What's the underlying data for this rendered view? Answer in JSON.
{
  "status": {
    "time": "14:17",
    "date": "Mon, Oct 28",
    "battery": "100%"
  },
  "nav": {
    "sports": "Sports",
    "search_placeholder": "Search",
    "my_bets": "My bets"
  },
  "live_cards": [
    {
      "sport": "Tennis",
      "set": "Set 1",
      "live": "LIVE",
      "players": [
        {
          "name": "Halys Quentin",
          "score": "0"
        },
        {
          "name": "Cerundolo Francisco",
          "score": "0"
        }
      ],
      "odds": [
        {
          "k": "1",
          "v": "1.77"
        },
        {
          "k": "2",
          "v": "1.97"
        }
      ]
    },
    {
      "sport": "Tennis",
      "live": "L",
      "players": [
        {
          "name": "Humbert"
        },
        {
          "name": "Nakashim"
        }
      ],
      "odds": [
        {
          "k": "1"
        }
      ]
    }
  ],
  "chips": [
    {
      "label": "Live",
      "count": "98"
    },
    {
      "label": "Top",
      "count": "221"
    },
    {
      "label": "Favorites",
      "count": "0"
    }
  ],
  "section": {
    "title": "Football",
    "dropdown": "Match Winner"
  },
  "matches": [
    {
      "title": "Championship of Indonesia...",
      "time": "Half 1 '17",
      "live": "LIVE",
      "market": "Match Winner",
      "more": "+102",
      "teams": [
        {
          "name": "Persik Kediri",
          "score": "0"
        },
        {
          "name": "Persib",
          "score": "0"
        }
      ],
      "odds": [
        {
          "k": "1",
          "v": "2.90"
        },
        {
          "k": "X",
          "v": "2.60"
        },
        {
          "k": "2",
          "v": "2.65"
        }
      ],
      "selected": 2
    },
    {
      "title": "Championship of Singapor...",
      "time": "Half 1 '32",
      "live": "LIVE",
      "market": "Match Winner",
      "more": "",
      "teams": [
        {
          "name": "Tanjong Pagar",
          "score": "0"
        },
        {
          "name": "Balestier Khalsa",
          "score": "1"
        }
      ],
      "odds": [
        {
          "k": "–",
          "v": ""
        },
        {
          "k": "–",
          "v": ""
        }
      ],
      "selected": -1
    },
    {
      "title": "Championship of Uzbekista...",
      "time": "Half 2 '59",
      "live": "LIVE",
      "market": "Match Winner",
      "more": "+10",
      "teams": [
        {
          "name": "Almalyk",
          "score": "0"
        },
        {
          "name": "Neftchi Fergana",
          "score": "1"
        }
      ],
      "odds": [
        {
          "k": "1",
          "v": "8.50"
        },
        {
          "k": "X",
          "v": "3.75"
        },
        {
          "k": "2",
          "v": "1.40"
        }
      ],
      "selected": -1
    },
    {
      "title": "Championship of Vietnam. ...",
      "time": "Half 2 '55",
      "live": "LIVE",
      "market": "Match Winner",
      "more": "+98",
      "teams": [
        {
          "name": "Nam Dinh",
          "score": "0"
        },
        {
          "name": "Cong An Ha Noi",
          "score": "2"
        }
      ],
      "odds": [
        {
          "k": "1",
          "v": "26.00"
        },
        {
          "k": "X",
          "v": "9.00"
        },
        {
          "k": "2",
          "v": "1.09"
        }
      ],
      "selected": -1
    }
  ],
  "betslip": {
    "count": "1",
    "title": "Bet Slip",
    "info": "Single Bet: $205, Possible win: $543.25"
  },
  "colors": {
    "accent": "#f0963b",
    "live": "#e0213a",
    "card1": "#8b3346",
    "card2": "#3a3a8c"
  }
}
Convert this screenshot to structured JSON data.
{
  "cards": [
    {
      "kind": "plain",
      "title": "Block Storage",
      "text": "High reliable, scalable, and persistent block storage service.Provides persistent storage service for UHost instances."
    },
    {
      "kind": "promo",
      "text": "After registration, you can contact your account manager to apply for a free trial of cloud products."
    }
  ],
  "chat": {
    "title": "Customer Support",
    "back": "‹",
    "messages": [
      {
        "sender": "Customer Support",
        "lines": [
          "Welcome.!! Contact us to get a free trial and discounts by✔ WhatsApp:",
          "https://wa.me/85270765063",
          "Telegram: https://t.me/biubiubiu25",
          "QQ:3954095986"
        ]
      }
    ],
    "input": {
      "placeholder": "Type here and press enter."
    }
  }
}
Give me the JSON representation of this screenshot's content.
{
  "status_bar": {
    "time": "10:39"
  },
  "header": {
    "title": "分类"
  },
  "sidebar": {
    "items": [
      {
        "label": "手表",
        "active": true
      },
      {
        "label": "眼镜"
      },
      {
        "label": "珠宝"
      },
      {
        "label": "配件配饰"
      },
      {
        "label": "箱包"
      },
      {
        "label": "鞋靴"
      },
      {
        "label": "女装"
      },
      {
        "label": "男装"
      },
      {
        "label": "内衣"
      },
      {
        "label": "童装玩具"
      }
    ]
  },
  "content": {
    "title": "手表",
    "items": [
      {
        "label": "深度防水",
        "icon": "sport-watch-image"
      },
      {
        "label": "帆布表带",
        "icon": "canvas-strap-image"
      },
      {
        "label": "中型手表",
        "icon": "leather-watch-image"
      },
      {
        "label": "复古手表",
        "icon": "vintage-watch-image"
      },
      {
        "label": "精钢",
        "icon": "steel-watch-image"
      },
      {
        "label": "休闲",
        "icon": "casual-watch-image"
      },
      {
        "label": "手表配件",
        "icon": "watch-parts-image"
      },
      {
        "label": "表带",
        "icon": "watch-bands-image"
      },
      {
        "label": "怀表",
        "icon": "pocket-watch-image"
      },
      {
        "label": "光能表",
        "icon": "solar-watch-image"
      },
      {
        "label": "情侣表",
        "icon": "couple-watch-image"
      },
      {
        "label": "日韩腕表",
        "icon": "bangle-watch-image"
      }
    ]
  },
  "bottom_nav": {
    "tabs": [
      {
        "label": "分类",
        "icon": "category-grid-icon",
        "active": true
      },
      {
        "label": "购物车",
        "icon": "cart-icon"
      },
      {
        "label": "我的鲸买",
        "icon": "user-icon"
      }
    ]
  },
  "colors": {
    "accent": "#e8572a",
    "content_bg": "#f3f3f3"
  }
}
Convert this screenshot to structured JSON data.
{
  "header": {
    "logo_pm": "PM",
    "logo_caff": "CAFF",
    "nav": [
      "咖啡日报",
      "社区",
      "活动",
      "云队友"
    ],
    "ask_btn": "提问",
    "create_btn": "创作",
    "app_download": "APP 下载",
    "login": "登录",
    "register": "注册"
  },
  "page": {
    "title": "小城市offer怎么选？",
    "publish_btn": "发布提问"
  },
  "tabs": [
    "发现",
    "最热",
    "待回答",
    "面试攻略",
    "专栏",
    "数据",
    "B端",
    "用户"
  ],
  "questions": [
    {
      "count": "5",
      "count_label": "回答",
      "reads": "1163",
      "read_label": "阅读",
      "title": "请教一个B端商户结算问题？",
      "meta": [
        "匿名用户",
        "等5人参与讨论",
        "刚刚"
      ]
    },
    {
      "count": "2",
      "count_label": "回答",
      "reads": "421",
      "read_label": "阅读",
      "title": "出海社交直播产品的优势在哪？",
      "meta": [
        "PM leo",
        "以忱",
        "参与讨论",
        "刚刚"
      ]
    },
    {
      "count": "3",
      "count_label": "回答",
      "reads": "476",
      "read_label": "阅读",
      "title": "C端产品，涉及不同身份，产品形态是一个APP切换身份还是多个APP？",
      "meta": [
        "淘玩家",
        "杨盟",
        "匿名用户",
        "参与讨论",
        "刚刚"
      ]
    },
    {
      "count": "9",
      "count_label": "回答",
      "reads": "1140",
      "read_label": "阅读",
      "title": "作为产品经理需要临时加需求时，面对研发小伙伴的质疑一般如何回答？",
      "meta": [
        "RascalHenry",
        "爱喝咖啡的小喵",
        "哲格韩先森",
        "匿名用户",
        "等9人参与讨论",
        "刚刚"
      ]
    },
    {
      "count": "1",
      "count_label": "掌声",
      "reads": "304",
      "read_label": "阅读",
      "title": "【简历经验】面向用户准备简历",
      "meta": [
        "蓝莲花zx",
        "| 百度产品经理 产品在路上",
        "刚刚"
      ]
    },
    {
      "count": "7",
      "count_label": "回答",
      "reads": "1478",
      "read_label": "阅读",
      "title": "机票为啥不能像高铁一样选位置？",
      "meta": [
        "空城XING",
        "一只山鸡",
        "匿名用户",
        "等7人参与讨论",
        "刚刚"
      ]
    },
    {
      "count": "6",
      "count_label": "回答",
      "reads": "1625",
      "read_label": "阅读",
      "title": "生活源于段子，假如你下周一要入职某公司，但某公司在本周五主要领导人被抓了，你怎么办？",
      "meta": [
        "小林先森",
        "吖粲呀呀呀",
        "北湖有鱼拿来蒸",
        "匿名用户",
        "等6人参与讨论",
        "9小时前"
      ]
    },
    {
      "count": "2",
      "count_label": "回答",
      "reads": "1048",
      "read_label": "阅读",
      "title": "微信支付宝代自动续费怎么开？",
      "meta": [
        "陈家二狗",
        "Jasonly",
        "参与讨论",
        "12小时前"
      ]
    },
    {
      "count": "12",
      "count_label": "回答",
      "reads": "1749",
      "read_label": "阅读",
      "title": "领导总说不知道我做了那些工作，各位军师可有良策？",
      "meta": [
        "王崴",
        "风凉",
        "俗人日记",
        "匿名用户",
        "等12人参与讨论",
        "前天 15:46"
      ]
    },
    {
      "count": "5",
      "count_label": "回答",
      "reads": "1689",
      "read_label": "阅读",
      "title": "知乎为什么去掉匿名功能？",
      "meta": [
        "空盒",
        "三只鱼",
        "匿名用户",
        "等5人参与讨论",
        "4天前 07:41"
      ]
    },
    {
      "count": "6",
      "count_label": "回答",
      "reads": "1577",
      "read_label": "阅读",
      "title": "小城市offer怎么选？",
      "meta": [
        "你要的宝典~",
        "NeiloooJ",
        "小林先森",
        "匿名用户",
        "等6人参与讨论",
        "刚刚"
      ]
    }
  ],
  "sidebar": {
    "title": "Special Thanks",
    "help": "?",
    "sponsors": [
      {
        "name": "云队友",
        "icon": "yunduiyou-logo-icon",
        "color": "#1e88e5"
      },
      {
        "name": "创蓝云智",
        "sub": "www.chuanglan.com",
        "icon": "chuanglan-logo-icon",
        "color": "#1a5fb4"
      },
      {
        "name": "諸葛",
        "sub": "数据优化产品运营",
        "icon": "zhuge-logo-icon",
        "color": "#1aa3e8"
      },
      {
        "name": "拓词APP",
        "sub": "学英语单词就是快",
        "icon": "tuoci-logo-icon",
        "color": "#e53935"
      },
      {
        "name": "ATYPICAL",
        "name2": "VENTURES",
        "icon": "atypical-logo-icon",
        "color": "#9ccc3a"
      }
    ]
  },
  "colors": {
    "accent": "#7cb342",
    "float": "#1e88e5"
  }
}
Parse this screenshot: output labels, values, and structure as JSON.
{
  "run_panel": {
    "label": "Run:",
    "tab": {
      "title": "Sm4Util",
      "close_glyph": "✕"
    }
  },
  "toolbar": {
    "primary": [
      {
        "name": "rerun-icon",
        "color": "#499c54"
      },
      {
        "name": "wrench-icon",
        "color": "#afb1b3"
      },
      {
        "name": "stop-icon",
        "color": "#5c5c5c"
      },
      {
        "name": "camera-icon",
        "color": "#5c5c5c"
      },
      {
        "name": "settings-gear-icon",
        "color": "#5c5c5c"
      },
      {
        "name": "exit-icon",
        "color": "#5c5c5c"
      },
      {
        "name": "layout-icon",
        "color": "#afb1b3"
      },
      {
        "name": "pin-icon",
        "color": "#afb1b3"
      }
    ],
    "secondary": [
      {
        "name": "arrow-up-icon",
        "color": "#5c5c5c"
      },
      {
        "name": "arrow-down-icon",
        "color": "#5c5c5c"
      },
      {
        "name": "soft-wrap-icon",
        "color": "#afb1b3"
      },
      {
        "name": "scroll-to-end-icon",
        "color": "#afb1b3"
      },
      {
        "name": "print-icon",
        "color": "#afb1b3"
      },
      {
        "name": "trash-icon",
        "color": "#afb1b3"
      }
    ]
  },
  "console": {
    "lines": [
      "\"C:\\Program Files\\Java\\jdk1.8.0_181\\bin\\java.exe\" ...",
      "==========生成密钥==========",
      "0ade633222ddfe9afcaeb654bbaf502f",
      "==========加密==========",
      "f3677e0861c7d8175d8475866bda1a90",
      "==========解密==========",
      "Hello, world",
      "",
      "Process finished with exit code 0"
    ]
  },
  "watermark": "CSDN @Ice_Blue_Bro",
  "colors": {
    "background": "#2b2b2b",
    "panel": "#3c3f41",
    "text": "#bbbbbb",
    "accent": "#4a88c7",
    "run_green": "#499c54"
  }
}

..............................

**Set task**
Show the lines of the data that hold the word "reads".

**Reply**
      "reads": "1163",
      "reads": "421",
      "reads": "476",
      "reads": "1140",
      "reads": "304",
      "reads": "1478",
      "reads": "1625",
      "reads": "1048",
      "reads": "1749",
      "reads": "1689",
      "reads": "1577",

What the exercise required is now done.